Given data:
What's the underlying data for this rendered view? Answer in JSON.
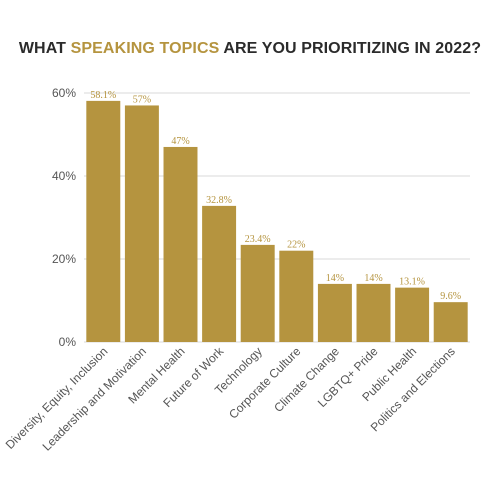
{
  "chart_data": {
    "type": "bar",
    "title_parts": [
      {
        "text": "WHAT ",
        "highlight": false
      },
      {
        "text": "SPEAKING TOPICS",
        "highlight": true
      },
      {
        "text": " ARE YOU PRIORITIZING IN 2022?",
        "highlight": false
      }
    ],
    "categories": [
      "Diversity, Equity, Inclusion",
      "Leadership and Motivation",
      "Mental Health",
      "Future of Work",
      "Technology",
      "Corporate Culture",
      "Climate Change",
      "LGBTQ+ Pride",
      "Public Health",
      "Politics and Elections"
    ],
    "values": [
      58.1,
      57,
      47,
      32.8,
      23.4,
      22,
      14,
      14,
      13.1,
      9.6
    ],
    "data_labels": [
      "58.1%",
      "57%",
      "47%",
      "32.8%",
      "23.4%",
      "22%",
      "14%",
      "14%",
      "13.1%",
      "9.6%"
    ],
    "y_ticks": [
      0,
      20,
      40,
      60
    ],
    "y_tick_labels": [
      "0%",
      "20%",
      "40%",
      "60%"
    ],
    "ylim": [
      0,
      60
    ],
    "grid": true,
    "colors": {
      "bar": "#b5943f",
      "highlight": "#b5943f",
      "title": "#2b2b2b",
      "label": "#b5943f",
      "axis_text": "#555555",
      "grid": "#d9d9d9"
    }
  }
}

Your instructions:
Return the material exactly as given, apart from the pictures.

Exercise answer:
What's the underlying data for this rendered view? Answer in JSON.
{
  "chart_data": {
    "type": "bar",
    "title_parts": [
      {
        "text": "WHAT ",
        "highlight": false
      },
      {
        "text": "SPEAKING TOPICS",
        "highlight": true
      },
      {
        "text": " ARE YOU PRIORITIZING IN 2022?",
        "highlight": false
      }
    ],
    "categories": [
      "Diversity, Equity, Inclusion",
      "Leadership and Motivation",
      "Mental Health",
      "Future of Work",
      "Technology",
      "Corporate Culture",
      "Climate Change",
      "LGBTQ+ Pride",
      "Public Health",
      "Politics and Elections"
    ],
    "values": [
      58.1,
      57,
      47,
      32.8,
      23.4,
      22,
      14,
      14,
      13.1,
      9.6
    ],
    "data_labels": [
      "58.1%",
      "57%",
      "47%",
      "32.8%",
      "23.4%",
      "22%",
      "14%",
      "14%",
      "13.1%",
      "9.6%"
    ],
    "y_ticks": [
      0,
      20,
      40,
      60
    ],
    "y_tick_labels": [
      "0%",
      "20%",
      "40%",
      "60%"
    ],
    "ylim": [
      0,
      60
    ],
    "grid": true,
    "colors": {
      "bar": "#b5943f",
      "highlight": "#b5943f",
      "title": "#2b2b2b",
      "label": "#b5943f",
      "axis_text": "#555555",
      "grid": "#d9d9d9"
    }
  }
}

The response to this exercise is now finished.